» **EXERCISE GOAL**
Copy out all the lines where "populates" shows up.

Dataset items
━━━

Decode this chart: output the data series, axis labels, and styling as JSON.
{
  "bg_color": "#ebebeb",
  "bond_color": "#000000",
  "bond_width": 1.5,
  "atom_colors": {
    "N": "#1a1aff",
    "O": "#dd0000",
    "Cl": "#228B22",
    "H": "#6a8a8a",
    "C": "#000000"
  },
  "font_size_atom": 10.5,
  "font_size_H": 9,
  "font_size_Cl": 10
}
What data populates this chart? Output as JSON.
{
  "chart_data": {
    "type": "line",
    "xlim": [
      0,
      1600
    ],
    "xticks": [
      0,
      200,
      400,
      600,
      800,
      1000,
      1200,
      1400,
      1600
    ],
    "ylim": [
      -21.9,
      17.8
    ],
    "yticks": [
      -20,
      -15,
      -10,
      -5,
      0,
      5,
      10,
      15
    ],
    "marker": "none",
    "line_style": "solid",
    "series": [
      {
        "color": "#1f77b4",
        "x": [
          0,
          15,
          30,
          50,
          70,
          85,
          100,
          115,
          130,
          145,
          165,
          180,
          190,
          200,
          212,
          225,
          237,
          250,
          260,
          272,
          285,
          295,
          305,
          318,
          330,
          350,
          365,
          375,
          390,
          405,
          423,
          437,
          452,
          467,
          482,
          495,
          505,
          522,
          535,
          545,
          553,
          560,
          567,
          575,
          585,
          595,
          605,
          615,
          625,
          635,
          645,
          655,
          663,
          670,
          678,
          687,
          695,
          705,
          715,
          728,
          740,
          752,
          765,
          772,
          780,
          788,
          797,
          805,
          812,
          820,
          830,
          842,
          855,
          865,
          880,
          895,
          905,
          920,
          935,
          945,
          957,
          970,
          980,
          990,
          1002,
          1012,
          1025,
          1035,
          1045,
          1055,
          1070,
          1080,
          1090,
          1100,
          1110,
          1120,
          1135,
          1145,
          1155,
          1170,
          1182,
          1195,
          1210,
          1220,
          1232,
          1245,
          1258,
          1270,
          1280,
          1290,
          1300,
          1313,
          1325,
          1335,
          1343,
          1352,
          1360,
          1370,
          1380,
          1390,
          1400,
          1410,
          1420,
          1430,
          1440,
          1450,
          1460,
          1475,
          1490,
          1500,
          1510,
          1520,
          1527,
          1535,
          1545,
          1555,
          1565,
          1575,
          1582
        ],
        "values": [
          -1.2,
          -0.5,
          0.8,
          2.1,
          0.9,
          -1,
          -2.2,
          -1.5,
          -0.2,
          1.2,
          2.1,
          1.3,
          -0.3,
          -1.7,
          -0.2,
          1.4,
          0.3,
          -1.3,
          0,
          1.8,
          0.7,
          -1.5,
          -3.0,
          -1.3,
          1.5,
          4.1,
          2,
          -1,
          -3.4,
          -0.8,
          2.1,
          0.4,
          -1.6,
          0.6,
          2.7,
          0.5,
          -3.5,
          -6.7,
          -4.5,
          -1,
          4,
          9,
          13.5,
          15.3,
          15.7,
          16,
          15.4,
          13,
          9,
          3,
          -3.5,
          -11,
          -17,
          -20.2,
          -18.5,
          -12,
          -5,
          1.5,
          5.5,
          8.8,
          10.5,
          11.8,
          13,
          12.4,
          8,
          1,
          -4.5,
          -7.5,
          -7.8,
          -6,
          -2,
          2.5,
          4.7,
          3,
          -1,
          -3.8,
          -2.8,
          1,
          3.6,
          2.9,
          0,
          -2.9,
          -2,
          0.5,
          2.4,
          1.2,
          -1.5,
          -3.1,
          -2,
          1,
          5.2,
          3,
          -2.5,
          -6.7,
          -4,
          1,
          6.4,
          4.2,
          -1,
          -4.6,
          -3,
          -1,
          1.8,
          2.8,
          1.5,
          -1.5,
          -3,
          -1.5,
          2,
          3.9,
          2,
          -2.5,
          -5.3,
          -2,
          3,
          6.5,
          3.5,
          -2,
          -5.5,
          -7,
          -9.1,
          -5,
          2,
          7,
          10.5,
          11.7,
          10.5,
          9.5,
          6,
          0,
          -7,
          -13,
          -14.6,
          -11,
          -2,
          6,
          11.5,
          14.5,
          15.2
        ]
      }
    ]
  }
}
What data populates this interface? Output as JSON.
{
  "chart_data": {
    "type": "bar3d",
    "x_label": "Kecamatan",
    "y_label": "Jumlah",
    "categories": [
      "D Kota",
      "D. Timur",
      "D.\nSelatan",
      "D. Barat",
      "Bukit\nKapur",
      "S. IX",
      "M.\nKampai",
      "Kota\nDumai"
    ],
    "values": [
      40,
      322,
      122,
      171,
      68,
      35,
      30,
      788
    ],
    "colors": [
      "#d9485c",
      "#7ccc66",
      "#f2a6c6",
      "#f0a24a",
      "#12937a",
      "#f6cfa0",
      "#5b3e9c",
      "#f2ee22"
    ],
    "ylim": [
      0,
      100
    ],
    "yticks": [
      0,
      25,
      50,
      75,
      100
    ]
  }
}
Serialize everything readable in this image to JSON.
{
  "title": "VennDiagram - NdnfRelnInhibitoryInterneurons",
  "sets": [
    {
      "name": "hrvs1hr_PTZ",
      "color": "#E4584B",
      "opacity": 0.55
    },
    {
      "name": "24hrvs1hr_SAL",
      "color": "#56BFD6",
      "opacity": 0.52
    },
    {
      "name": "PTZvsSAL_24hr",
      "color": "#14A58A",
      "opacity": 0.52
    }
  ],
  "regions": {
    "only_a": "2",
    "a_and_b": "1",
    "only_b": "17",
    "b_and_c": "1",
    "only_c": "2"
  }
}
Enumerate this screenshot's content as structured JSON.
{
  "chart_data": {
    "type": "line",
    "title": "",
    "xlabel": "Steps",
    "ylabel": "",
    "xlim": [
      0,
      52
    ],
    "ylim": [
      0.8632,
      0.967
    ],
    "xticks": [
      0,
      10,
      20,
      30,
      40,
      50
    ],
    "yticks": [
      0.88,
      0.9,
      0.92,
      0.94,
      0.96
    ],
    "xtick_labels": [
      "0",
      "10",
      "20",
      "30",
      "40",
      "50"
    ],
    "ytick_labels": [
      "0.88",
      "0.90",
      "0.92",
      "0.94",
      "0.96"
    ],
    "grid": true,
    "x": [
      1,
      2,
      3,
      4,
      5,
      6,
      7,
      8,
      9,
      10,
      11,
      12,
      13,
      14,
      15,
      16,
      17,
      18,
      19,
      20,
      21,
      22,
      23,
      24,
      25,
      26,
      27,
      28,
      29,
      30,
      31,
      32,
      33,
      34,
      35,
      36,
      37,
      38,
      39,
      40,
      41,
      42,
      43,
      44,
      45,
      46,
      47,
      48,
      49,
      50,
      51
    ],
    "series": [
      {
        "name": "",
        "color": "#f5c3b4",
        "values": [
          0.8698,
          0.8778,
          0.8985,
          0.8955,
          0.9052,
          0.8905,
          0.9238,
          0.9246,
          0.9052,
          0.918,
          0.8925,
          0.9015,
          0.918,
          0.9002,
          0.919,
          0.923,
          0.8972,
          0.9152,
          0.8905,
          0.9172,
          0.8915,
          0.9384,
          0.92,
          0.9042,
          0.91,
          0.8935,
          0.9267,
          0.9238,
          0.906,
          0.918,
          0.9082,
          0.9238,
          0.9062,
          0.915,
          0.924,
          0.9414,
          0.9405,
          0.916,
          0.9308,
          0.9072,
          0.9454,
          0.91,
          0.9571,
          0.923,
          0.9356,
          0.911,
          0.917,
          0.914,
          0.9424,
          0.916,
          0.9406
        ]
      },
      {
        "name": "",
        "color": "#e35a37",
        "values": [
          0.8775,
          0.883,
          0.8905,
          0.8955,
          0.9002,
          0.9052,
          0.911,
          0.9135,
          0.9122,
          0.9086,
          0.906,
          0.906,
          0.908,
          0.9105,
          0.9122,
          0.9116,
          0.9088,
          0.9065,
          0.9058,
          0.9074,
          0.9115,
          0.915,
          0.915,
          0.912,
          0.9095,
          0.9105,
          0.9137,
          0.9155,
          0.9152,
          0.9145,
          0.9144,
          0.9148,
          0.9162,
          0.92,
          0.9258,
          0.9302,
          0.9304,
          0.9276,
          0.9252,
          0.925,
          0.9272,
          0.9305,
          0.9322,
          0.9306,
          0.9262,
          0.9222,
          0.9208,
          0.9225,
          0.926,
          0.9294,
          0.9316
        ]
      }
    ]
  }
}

━━━

» **SOLUTION BELOW**
What data populates this chart? Output as JSON.
What data populates this interface? Output as JSON.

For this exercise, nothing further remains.